INFORMATION PROVIDED:
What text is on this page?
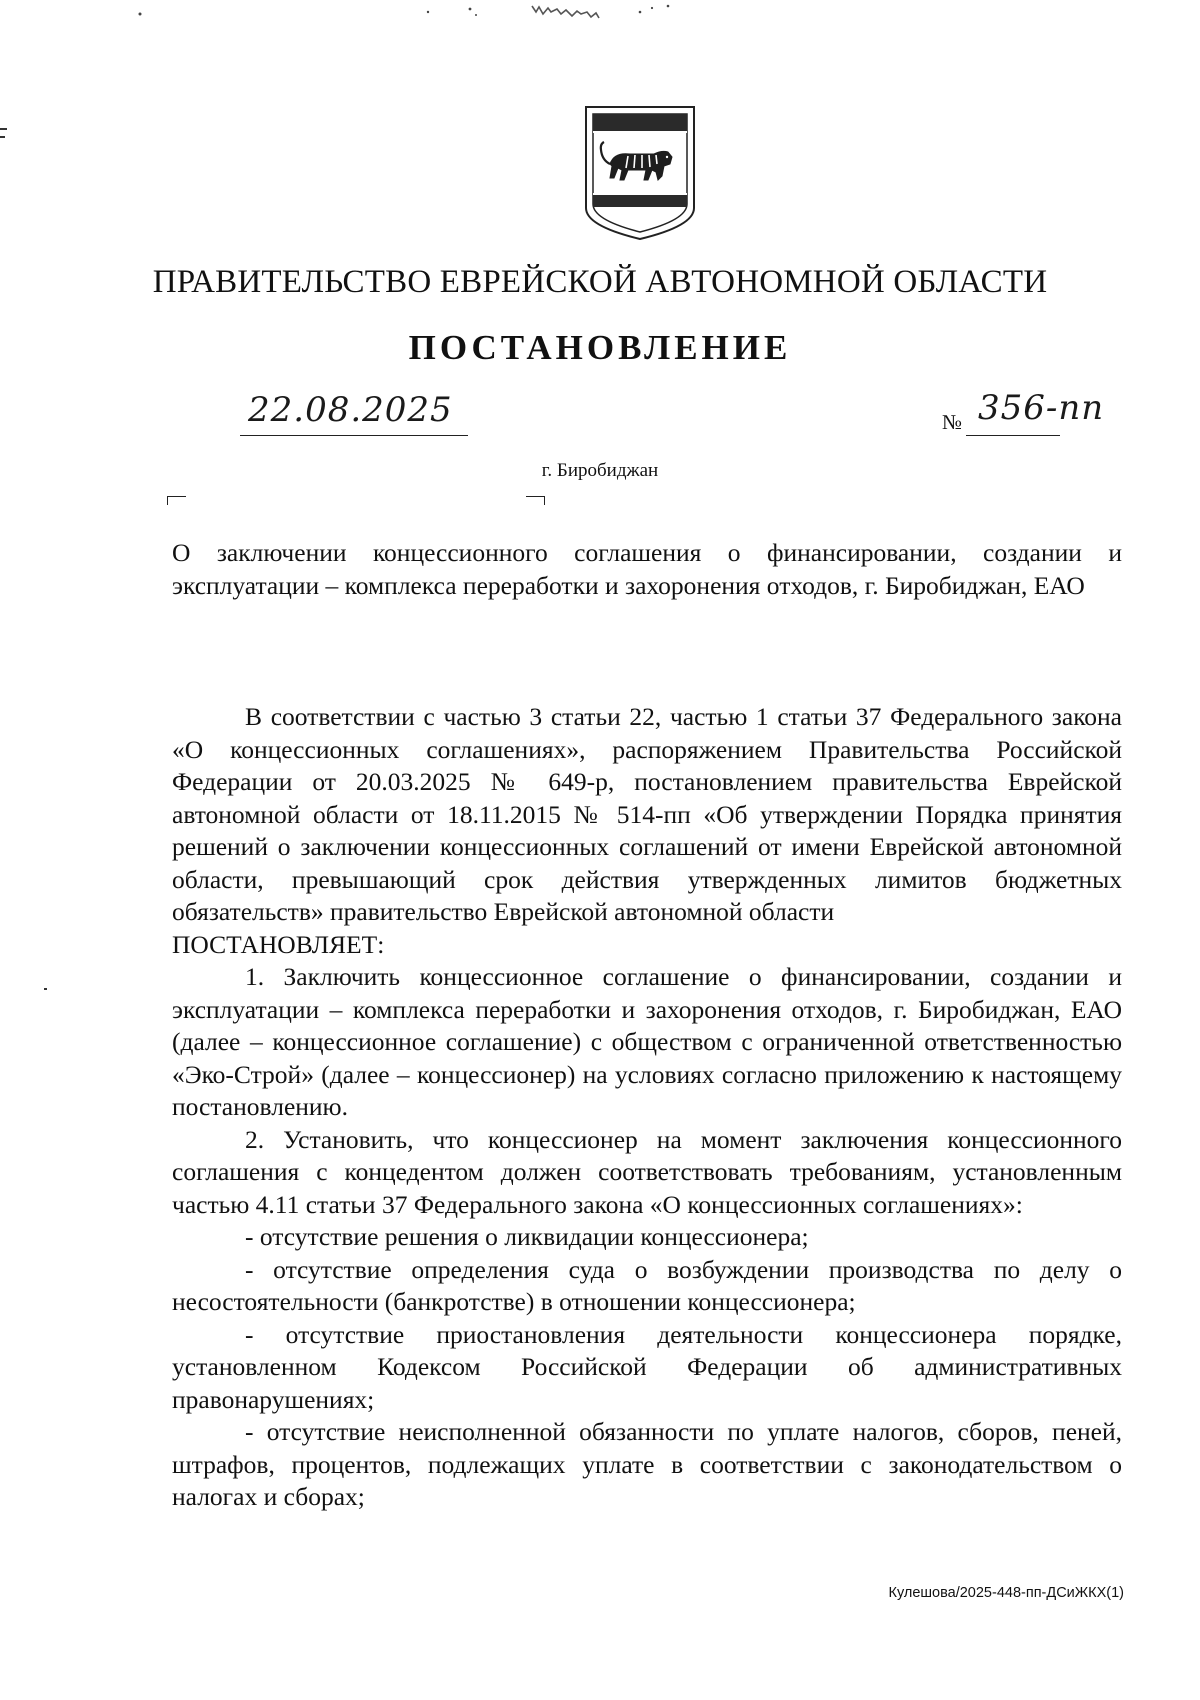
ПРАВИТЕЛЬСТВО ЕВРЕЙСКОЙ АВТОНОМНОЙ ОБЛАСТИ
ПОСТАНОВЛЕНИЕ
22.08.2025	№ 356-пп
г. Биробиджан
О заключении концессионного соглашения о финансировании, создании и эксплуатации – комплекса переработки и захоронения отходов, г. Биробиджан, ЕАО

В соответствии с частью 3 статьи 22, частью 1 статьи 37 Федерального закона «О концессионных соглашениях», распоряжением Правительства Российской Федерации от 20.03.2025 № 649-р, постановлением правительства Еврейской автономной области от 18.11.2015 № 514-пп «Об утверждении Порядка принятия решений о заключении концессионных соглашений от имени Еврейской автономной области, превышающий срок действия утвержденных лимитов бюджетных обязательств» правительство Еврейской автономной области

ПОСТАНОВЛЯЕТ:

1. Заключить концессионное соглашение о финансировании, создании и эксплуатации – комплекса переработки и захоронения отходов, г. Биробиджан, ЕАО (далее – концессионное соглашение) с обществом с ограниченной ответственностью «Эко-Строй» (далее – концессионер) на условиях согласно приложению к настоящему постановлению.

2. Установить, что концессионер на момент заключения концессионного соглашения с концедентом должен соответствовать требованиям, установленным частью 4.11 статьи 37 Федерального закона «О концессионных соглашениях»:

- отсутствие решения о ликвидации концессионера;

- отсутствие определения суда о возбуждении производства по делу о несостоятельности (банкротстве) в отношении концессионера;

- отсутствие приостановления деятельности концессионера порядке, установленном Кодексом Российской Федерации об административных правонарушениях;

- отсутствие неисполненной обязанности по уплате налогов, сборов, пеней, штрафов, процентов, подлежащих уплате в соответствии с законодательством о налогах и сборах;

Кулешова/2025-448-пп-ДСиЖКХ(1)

PROBLEM TO WORK ON:
Scan the entries above. Copy each line that has the string "переработки".

FINISHED TASK:
О заключении концессионного соглашения о финансировании, создании и эксплуатации – комплекса переработки и захоронения отходов, г. Биробиджан, ЕАО
1. Заключить концессионное соглашение о финансировании, создании и эксплуатации – комплекса переработки и захоронения отходов, г. Биробиджан, ЕАО (далее – концессионное соглашение) с обществом с ограниченной ответственностью «Эко-Строй» (далее – концессионер) на условиях согласно приложению к настоящему постановлению.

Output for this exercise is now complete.